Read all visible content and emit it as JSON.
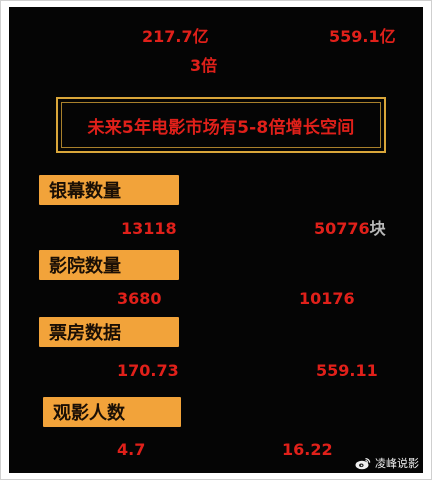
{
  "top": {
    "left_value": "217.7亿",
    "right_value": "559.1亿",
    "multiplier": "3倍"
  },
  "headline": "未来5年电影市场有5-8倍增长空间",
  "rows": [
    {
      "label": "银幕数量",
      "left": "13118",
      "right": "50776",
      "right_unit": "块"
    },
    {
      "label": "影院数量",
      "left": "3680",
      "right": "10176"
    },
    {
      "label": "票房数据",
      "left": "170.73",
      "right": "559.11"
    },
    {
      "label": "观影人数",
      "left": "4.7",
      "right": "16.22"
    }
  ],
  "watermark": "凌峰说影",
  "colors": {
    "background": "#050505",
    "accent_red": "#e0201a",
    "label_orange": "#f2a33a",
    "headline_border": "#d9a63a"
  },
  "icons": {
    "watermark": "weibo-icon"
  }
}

Required task — Without including any pictures, print each record exactly.

Written answer —
Read all visible content and emit it as JSON.
{
  "top": {
    "left_value": "217.7亿",
    "right_value": "559.1亿",
    "multiplier": "3倍"
  },
  "headline": "未来5年电影市场有5-8倍增长空间",
  "rows": [
    {
      "label": "银幕数量",
      "left": "13118",
      "right": "50776",
      "right_unit": "块"
    },
    {
      "label": "影院数量",
      "left": "3680",
      "right": "10176"
    },
    {
      "label": "票房数据",
      "left": "170.73",
      "right": "559.11"
    },
    {
      "label": "观影人数",
      "left": "4.7",
      "right": "16.22"
    }
  ],
  "watermark": "凌峰说影",
  "colors": {
    "background": "#050505",
    "accent_red": "#e0201a",
    "label_orange": "#f2a33a",
    "headline_border": "#d9a63a"
  },
  "icons": {
    "watermark": "weibo-icon"
  }
}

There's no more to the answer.